## Lista de atividades
**a.** Responda às perguntas com base na notícia sobre a condenação da Record:
(i) Qual é o valor da indenização que a Record foi condenada a pagar?
(ii) Por quanto tempo o homem ficou preso preventivamente?
(iii) O que o laudo encontrou no sangue da mulher?
**b.** Reproduza fielmente um trecho da notícia sobre a condenação da Record: comece nas palavras "Na reportagem dizia" e termine logo após "ciumenta e violenta.".

A Record foi condenada pela Justiça de São Paulo a pagar uma indenização de R$ 70 mil a um homem que foi chamado de ‘assassino cruel’ durante uma reportagem do ‘Cidade Alerta’ em 2020. A informação é do colunista Rogério Gentile, do UOL.
Na reportagem dizia que uma mulher com o filho recém-nascido no coloco tinha sido assassinada pelo marido, que foi classificado como uma pessoa ciumenta e violenta.
No processo, o homem diz que a reportagem é ‘mentirosa’ e se defende relatando que a mulher era usuária de drogas e durante um surto tentou atacá-lo com uma faca. Na confusão houve um incidente e ela morreu.
Ainda segundo o colunista, um laudo apontou que foi encontrado altos níveis de álcool e cocaína no sangue da mulher. O homem ficou preso por dois anos preventivamente e foi solto.
A Record se defendeu argumentando que relatou os fatos de modo imparcial, sem emitir juízo de valor. No entanto, o juiz não aceitou a defesa da emissora e a condenou a pagar R$ 70 mil por dano moral que acréscimos de juros.
A Record ainda pode recorrer da decisão.

## Dados apresentados

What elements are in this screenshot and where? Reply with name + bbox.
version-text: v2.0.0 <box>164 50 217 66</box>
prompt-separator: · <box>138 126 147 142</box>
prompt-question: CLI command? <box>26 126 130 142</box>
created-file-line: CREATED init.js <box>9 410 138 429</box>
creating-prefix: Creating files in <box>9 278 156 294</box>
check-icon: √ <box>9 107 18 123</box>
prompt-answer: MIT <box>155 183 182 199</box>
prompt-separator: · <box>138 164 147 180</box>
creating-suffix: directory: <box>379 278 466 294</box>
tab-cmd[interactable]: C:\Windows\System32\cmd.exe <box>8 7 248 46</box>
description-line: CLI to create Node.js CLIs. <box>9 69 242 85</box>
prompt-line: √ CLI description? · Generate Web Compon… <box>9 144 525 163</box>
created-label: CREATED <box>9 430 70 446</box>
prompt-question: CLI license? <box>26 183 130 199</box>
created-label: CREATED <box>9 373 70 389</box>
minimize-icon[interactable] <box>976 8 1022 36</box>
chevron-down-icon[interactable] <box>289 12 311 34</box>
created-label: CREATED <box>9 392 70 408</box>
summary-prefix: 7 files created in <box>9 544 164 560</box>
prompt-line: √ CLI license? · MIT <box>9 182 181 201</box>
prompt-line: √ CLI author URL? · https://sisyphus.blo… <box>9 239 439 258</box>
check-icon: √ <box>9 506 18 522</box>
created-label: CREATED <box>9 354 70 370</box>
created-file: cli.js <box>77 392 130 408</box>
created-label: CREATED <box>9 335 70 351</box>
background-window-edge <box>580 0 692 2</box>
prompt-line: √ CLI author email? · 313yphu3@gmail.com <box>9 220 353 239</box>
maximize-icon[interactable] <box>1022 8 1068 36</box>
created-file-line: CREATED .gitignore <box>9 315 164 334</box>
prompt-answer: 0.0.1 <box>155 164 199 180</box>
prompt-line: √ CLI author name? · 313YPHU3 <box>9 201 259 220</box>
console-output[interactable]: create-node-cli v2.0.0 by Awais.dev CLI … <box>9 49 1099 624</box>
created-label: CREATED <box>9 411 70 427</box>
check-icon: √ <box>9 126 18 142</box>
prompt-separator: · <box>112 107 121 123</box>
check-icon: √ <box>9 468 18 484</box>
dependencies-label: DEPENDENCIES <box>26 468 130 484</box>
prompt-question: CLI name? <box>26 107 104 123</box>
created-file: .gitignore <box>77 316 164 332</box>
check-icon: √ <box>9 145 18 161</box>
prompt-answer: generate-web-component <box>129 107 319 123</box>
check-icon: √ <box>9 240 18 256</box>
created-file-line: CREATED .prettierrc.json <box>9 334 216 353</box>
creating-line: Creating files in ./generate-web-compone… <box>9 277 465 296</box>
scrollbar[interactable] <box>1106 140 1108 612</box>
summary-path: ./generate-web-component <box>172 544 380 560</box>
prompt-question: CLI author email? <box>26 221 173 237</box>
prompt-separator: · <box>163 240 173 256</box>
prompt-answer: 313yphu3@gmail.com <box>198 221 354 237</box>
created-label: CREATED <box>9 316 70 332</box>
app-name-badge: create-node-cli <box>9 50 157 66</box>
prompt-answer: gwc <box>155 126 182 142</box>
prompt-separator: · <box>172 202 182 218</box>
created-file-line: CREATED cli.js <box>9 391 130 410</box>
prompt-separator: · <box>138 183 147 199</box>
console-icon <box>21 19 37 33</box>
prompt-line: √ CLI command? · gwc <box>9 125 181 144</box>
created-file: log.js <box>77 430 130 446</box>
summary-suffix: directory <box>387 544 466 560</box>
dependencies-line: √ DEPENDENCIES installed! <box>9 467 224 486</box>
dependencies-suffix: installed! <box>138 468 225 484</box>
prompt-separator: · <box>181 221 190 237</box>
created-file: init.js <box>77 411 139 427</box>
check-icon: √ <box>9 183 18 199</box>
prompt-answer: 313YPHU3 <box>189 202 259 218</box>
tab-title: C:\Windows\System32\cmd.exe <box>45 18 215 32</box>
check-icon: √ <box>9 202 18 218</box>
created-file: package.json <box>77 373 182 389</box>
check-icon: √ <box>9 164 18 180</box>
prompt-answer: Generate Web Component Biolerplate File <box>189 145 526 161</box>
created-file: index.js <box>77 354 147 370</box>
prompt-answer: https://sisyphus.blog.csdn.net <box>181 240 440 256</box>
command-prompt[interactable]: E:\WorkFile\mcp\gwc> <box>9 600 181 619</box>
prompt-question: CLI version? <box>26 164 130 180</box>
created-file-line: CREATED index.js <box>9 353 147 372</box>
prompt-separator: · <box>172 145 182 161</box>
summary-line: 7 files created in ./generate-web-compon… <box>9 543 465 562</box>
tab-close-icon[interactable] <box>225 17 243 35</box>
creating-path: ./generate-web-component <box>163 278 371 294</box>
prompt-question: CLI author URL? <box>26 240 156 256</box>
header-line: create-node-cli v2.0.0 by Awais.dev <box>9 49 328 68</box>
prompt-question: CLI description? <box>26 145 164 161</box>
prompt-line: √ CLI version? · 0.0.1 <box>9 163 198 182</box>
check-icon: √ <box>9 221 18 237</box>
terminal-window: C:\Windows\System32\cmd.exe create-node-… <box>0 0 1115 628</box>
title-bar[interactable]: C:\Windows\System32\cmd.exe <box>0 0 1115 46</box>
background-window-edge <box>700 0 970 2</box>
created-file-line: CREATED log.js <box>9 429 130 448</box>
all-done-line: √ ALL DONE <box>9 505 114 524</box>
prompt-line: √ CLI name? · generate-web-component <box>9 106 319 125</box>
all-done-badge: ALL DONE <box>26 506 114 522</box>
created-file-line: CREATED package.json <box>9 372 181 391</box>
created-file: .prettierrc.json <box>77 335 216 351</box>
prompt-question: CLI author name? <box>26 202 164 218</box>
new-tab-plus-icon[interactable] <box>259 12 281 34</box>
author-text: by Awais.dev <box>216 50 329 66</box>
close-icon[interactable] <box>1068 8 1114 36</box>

## Respostas às atividades
**a.**
(i) R$ 70 mil.
(ii) Por dois anos.
(iii) Altos níveis de álcool e cocaína.

**b.**
Na reportagem dizia que uma mulher com o filho recém-nascido no coloco tinha sido assassinada pelo marido, que foi classificado como uma pessoa ciumenta e violenta.